▶ **GIVEN PROBLEM**: Print the complete set of entries exactly.

---*---

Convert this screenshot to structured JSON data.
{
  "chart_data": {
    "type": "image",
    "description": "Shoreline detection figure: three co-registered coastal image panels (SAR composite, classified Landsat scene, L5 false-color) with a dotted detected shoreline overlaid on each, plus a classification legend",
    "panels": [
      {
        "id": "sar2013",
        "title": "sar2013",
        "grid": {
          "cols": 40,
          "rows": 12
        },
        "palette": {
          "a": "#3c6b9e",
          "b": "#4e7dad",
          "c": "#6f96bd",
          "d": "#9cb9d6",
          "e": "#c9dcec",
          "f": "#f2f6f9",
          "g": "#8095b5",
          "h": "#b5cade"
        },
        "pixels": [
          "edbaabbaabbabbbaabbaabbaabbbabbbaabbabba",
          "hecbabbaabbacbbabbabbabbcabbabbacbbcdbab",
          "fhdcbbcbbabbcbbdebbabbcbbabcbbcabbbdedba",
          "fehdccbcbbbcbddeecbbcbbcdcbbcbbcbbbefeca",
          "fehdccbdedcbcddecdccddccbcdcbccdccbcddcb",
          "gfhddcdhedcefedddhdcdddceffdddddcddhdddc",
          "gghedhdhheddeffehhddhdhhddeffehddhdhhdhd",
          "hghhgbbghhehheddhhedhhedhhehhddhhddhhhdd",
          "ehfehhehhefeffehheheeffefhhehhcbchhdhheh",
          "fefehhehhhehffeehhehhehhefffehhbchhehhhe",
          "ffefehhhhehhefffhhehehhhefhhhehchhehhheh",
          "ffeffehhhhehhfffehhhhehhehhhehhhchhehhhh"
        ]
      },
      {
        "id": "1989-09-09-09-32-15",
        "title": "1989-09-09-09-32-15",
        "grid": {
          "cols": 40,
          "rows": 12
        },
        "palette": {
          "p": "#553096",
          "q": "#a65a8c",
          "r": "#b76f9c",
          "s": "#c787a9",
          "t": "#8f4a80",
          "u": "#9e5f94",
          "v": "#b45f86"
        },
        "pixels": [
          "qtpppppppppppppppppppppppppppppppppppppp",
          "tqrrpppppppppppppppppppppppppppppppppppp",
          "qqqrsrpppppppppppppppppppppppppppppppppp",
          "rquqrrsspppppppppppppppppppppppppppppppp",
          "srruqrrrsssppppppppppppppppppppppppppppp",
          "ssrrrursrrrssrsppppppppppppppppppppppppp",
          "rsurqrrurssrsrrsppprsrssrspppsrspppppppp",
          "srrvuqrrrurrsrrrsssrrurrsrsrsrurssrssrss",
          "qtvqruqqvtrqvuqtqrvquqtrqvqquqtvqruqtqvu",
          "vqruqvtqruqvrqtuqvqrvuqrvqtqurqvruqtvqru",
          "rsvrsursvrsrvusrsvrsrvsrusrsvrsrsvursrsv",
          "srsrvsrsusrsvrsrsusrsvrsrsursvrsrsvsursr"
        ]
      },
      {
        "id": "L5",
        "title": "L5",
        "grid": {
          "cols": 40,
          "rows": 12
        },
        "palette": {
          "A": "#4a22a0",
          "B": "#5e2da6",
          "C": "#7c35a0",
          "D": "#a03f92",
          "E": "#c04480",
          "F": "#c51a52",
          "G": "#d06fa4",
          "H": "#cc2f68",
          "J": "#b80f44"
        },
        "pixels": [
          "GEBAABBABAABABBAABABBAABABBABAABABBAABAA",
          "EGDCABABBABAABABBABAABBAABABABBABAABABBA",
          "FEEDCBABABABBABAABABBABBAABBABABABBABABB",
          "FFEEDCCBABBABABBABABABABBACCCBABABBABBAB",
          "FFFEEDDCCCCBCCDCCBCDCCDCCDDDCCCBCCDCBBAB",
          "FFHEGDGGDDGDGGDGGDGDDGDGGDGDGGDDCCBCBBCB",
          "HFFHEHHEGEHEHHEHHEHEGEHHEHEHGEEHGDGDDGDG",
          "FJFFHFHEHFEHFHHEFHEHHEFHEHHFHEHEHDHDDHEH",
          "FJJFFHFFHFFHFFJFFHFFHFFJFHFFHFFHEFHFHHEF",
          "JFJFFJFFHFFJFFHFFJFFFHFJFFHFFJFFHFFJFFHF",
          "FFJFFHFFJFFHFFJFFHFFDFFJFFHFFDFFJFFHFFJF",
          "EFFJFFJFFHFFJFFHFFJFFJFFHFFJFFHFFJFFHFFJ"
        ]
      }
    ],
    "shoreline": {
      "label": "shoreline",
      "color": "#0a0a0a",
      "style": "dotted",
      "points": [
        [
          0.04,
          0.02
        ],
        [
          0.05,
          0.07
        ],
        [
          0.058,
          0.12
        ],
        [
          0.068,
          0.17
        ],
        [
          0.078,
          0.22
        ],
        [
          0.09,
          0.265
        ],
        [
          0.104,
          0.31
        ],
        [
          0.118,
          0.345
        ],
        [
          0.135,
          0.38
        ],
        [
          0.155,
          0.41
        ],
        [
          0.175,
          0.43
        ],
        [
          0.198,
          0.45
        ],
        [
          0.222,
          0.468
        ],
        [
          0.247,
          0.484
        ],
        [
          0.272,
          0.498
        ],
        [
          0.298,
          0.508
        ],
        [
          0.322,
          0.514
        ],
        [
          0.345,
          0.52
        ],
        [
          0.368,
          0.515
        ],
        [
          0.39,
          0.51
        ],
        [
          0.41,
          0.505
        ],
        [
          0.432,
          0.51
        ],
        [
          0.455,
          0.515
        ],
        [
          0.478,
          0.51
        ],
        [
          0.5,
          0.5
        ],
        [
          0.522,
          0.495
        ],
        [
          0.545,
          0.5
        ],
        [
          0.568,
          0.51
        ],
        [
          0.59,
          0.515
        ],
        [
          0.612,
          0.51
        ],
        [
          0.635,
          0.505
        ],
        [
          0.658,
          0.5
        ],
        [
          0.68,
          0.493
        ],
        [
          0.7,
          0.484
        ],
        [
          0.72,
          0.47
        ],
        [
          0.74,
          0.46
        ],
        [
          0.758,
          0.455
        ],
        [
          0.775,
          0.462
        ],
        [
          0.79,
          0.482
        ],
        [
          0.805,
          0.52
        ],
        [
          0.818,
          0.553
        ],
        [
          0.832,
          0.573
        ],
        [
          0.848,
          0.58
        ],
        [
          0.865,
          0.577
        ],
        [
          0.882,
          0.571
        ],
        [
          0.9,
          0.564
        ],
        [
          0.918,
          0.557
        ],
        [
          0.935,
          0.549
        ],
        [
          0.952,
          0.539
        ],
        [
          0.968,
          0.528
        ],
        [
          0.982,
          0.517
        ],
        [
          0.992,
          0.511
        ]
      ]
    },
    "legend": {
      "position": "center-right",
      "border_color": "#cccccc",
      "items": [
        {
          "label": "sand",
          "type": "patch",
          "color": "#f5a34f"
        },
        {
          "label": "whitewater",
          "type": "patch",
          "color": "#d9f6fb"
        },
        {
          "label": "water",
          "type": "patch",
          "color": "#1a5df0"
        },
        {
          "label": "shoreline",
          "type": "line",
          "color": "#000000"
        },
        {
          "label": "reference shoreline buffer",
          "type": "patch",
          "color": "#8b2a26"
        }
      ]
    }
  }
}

---*---

▶ **FINAL RESULT**:
Convert this screenshot to structured JSON data.
{
  "chart_data": {
    "type": "image",
    "description": "Shoreline detection figure: three co-registered coastal image panels (SAR composite, classified Landsat scene, L5 false-color) with a dotted detected shoreline overlaid on each, plus a classification legend",
    "panels": [
      {
        "id": "sar2013",
        "title": "sar2013",
        "grid": {
          "cols": 40,
          "rows": 12
        },
        "palette": {
          "a": "#3c6b9e",
          "b": "#4e7dad",
          "c": "#6f96bd",
          "d": "#9cb9d6",
          "e": "#c9dcec",
          "f": "#f2f6f9",
          "g": "#8095b5",
          "h": "#b5cade"
        },
        "pixels": [
          "edbaabbaabbabbbaabbaabbaabbbabbbaabbabba",
          "hecbabbaabbacbbabbabbabbcabbabbacbbcdbab",
          "fhdcbbcbbabbcbbdebbabbcbbabcbbcabbbdedba",
          "fehdccbcbbbcbddeecbbcbbcdcbbcbbcbbbefeca",
          "fehdccbdedcbcddecdccddccbcdcbccdccbcddcb",
          "gfhddcdhedcefedddhdcdddceffdddddcddhdddc",
          "gghedhdhheddeffehhddhdhhddeffehddhdhhdhd",
          "hghhgbbghhehheddhhedhhedhhehhddhhddhhhdd",
          "ehfehhehhefeffehheheeffefhhehhcbchhdhheh",
          "fefehhehhhehffeehhehhehhefffehhbchhehhhe",
          "ffefehhhhehhefffhhehehhhefhhhehchhehhheh",
          "ffeffehhhhehhfffehhhhehhehhhehhhchhehhhh"
        ]
      },
      {
        "id": "1989-09-09-09-32-15",
        "title": "1989-09-09-09-32-15",
        "grid": {
          "cols": 40,
          "rows": 12
        },
        "palette": {
          "p": "#553096",
          "q": "#a65a8c",
          "r": "#b76f9c",
          "s": "#c787a9",
          "t": "#8f4a80",
          "u": "#9e5f94",
          "v": "#b45f86"
        },
        "pixels": [
          "qtpppppppppppppppppppppppppppppppppppppp",
          "tqrrpppppppppppppppppppppppppppppppppppp",
          "qqqrsrpppppppppppppppppppppppppppppppppp",
          "rquqrrsspppppppppppppppppppppppppppppppp",
          "srruqrrrsssppppppppppppppppppppppppppppp",
          "ssrrrursrrrssrsppppppppppppppppppppppppp",
          "rsurqrrurssrsrrsppprsrssrspppsrspppppppp",
          "srrvuqrrrurrsrrrsssrrurrsrsrsrurssrssrss",
          "qtvqruqqvtrqvuqtqrvquqtrqvqquqtvqruqtqvu",
          "vqruqvtqruqvrqtuqvqrvuqrvqtqurqvruqtvqru",
          "rsvrsursvrsrvusrsvrsrvsrusrsvrsrsvursrsv",
          "srsrvsrsusrsvrsrsusrsvrsrsursvrsrsvsursr"
        ]
      },
      {
        "id": "L5",
        "title": "L5",
        "grid": {
          "cols": 40,
          "rows": 12
        },
        "palette": {
          "A": "#4a22a0",
          "B": "#5e2da6",
          "C": "#7c35a0",
          "D": "#a03f92",
          "E": "#c04480",
          "F": "#c51a52",
          "G": "#d06fa4",
          "H": "#cc2f68",
          "J": "#b80f44"
        },
        "pixels": [
          "GEBAABBABAABABBAABABBAABABBABAABABBAABAA",
          "EGDCABABBABAABABBABAABBAABABABBABAABABBA",
          "FEEDCBABABABBABAABABBABBAABBABABABBABABB",
          "FFEEDCCBABBABABBABABABABBACCCBABABBABBAB",
          "FFFEEDDCCCCBCCDCCBCDCCDCCDDDCCCBCCDCBBAB",
          "FFHEGDGGDDGDGGDGGDGDDGDGGDGDGGDDCCBCBBCB",
          "HFFHEHHEGEHEHHEHHEHEGEHHEHEHGEEHGDGDDGDG",
          "FJFFHFHEHFEHFHHEFHEHHEFHEHHFHEHEHDHDDHEH",
          "FJJFFHFFHFFHFFJFFHFFHFFJFHFFHFFHEFHFHHEF",
          "JFJFFJFFHFFJFFHFFJFFFHFJFFHFFJFFHFFJFFHF",
          "FFJFFHFFJFFHFFJFFHFFDFFJFFHFFDFFJFFHFFJF",
          "EFFJFFJFFHFFJFFHFFJFFJFFHFFJFFHFFJFFHFFJ"
        ]
      }
    ],
    "shoreline": {
      "label": "shoreline",
      "color": "#0a0a0a",
      "style": "dotted",
      "points": [
        [
          0.04,
          0.02
        ],
        [
          0.05,
          0.07
        ],
        [
          0.058,
          0.12
        ],
        [
          0.068,
          0.17
        ],
        [
          0.078,
          0.22
        ],
        [
          0.09,
          0.265
        ],
        [
          0.104,
          0.31
        ],
        [
          0.118,
          0.345
        ],
        [
          0.135,
          0.38
        ],
        [
          0.155,
          0.41
        ],
        [
          0.175,
          0.43
        ],
        [
          0.198,
          0.45
        ],
        [
          0.222,
          0.468
        ],
        [
          0.247,
          0.484
        ],
        [
          0.272,
          0.498
        ],
        [
          0.298,
          0.508
        ],
        [
          0.322,
          0.514
        ],
        [
          0.345,
          0.52
        ],
        [
          0.368,
          0.515
        ],
        [
          0.39,
          0.51
        ],
        [
          0.41,
          0.505
        ],
        [
          0.432,
          0.51
        ],
        [
          0.455,
          0.515
        ],
        [
          0.478,
          0.51
        ],
        [
          0.5,
          0.5
        ],
        [
          0.522,
          0.495
        ],
        [
          0.545,
          0.5
        ],
        [
          0.568,
          0.51
        ],
        [
          0.59,
          0.515
        ],
        [
          0.612,
          0.51
        ],
        [
          0.635,
          0.505
        ],
        [
          0.658,
          0.5
        ],
        [
          0.68,
          0.493
        ],
        [
          0.7,
          0.484
        ],
        [
          0.72,
          0.47
        ],
        [
          0.74,
          0.46
        ],
        [
          0.758,
          0.455
        ],
        [
          0.775,
          0.462
        ],
        [
          0.79,
          0.482
        ],
        [
          0.805,
          0.52
        ],
        [
          0.818,
          0.553
        ],
        [
          0.832,
          0.573
        ],
        [
          0.848,
          0.58
        ],
        [
          0.865,
          0.577
        ],
        [
          0.882,
          0.571
        ],
        [
          0.9,
          0.564
        ],
        [
          0.918,
          0.557
        ],
        [
          0.935,
          0.549
        ],
        [
          0.952,
          0.539
        ],
        [
          0.968,
          0.528
        ],
        [
          0.982,
          0.517
        ],
        [
          0.992,
          0.511
        ]
      ]
    },
    "legend": {
      "position": "center-right",
      "border_color": "#cccccc",
      "items": [
        {
          "label": "sand",
          "type": "patch",
          "color": "#f5a34f"
        },
        {
          "label": "whitewater",
          "type": "patch",
          "color": "#d9f6fb"
        },
        {
          "label": "water",
          "type": "patch",
          "color": "#1a5df0"
        },
        {
          "label": "shoreline",
          "type": "line",
          "color": "#000000"
        },
        {
          "label": "reference shoreline buffer",
          "type": "patch",
          "color": "#8b2a26"
        }
      ]
    }
  }
}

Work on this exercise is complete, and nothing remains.